● DIRECTIVE
Every line below that contains "galere" is to be copied.

>> Start EXERCISE INPUTS

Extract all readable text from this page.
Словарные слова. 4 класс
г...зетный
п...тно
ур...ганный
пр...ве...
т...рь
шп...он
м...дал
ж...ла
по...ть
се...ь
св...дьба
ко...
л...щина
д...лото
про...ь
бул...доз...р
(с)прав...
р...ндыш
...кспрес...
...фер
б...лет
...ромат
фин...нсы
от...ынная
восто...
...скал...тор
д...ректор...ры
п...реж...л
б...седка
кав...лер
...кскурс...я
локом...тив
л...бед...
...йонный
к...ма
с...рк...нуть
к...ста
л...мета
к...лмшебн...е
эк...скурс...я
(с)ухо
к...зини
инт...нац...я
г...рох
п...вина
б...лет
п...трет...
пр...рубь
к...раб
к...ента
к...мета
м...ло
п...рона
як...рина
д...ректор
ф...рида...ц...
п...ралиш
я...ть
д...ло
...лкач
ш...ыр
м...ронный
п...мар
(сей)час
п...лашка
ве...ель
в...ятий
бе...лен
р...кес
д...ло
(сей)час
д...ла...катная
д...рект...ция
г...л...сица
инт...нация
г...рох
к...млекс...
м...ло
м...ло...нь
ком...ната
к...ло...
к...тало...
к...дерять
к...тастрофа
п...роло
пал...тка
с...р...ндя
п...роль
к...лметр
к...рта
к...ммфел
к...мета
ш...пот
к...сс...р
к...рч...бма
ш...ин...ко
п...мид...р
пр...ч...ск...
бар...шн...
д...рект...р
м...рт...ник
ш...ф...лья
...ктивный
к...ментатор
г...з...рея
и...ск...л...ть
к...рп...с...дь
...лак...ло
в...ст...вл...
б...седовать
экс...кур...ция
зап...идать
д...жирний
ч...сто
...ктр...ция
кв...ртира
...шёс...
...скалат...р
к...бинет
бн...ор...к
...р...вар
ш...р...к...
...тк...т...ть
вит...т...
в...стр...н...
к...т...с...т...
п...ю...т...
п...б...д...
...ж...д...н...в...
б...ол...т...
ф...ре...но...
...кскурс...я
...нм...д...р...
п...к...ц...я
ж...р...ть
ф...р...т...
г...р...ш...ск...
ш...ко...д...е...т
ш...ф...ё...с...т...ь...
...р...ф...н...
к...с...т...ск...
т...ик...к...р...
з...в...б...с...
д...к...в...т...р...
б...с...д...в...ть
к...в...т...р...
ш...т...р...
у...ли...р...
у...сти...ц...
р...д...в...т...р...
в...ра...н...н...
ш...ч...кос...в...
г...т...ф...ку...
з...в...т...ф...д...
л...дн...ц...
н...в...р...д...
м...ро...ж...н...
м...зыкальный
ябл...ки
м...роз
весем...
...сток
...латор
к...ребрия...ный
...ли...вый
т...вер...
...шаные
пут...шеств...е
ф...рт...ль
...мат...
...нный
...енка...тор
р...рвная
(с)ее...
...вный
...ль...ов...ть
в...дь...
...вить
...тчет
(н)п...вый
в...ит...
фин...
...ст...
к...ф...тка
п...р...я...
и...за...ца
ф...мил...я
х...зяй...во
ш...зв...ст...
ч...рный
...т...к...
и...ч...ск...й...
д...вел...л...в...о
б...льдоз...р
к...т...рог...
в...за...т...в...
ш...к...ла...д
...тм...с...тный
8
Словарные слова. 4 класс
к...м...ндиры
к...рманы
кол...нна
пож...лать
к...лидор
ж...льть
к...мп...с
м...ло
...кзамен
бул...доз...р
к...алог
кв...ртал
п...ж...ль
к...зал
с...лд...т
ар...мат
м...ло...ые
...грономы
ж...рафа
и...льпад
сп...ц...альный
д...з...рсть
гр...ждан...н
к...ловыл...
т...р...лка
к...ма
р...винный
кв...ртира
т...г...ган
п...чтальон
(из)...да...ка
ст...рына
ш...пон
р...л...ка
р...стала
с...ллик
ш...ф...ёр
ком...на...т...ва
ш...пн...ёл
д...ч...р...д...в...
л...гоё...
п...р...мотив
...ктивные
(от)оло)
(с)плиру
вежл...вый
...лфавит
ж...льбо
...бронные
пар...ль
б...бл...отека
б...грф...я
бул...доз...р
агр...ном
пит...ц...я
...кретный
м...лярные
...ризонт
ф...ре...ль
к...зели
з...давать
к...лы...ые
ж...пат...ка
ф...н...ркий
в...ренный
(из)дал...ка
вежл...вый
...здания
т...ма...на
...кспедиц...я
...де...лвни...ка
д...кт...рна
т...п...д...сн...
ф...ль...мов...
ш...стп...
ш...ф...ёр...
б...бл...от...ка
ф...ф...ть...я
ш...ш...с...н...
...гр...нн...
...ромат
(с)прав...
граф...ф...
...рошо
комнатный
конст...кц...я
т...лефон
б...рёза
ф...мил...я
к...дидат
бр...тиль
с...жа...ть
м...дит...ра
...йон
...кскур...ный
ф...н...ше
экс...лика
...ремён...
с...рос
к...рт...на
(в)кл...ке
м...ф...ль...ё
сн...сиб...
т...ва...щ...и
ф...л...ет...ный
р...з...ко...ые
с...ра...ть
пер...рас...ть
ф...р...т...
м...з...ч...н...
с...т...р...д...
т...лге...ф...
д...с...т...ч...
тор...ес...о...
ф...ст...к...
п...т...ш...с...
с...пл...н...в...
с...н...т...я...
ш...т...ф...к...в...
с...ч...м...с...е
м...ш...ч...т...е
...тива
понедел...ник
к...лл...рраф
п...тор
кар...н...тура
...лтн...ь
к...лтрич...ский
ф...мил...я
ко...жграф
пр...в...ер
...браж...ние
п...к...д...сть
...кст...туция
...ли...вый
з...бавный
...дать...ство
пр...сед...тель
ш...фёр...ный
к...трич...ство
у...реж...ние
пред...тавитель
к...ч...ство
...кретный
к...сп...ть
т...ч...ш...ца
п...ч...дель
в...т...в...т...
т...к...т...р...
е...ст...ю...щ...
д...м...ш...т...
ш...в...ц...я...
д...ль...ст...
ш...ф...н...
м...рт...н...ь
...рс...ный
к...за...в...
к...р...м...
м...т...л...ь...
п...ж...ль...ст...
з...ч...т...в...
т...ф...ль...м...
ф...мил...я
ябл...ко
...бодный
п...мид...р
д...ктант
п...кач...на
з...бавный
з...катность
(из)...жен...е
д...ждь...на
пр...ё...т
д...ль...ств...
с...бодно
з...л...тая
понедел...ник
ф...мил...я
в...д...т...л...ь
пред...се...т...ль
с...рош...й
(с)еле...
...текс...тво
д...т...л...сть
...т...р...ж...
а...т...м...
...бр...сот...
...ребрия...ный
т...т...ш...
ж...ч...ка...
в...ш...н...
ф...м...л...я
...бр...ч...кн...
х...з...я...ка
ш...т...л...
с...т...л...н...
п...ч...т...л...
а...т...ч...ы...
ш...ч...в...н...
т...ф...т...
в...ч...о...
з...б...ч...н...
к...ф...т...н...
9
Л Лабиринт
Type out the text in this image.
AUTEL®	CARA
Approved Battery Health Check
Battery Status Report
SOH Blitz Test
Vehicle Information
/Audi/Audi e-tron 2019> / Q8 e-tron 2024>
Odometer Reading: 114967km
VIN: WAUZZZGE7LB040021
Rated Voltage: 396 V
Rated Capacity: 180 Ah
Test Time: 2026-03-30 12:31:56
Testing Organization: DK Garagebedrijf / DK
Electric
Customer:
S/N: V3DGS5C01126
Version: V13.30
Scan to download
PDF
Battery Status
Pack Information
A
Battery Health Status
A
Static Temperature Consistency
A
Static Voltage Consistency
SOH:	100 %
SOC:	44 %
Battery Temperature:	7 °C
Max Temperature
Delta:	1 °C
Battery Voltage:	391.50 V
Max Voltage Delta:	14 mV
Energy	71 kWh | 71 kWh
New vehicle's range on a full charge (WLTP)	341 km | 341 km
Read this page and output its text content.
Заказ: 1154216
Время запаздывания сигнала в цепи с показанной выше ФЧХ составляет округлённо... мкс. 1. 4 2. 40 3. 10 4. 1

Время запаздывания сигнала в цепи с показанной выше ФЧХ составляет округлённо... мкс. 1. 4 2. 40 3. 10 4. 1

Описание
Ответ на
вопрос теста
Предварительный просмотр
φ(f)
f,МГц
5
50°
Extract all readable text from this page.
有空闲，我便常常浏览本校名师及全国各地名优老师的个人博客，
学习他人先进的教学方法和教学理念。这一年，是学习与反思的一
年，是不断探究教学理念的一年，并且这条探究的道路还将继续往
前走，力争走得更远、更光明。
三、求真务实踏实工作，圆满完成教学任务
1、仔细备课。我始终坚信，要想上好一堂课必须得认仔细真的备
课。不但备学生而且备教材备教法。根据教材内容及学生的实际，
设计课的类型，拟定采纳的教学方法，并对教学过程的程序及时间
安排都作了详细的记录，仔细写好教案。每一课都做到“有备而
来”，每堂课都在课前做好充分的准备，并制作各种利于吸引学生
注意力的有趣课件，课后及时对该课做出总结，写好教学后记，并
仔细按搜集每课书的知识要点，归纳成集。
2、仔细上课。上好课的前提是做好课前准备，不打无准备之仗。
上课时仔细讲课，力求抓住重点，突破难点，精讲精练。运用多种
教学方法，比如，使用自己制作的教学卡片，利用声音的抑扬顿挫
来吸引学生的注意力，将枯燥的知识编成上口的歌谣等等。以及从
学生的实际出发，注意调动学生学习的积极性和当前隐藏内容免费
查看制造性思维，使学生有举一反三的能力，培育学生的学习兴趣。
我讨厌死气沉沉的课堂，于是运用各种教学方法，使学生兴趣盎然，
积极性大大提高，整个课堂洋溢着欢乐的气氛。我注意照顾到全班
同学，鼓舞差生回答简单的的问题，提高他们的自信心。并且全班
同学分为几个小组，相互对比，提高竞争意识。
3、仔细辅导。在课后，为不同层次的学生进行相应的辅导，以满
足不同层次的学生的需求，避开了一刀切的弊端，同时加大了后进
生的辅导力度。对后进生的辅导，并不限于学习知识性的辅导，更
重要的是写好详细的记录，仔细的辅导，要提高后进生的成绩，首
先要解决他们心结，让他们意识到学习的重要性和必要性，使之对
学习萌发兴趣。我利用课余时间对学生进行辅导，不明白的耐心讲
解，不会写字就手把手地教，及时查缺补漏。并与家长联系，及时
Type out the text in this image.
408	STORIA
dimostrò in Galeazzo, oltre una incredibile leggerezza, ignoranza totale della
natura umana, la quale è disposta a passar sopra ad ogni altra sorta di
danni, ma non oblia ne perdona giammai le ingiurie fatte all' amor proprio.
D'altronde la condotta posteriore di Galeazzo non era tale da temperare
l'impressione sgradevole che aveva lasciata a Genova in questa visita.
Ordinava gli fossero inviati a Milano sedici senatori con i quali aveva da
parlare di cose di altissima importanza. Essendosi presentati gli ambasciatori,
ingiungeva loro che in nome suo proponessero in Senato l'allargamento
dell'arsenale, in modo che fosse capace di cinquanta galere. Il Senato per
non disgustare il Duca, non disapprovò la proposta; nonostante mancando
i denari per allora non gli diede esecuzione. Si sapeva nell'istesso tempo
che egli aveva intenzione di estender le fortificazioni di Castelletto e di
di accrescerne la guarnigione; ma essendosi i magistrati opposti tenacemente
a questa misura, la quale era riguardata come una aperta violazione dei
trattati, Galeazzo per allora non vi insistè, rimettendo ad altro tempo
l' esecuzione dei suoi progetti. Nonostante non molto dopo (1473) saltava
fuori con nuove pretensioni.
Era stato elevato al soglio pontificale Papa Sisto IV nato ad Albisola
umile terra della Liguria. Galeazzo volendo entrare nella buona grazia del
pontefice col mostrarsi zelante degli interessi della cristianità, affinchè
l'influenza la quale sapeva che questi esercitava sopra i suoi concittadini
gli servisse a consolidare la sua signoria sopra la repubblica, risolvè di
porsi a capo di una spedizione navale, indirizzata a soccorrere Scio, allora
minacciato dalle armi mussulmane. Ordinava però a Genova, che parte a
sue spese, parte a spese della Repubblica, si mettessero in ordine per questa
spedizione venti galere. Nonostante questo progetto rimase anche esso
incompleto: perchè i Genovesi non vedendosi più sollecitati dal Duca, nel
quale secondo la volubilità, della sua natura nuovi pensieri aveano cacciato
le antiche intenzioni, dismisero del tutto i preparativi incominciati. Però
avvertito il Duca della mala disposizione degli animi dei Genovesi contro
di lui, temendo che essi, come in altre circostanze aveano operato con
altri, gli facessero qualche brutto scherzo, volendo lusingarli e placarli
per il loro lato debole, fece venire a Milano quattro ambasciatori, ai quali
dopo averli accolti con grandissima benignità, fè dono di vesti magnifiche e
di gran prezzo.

>> End EXERCISE INPUTS

● RESULT OF THIS TASK
dell'arsenale, in modo che fosse capace di cinquanta galere. Il Senato per
spedizione venti galere. Nonostante questo progetto rimase anche esso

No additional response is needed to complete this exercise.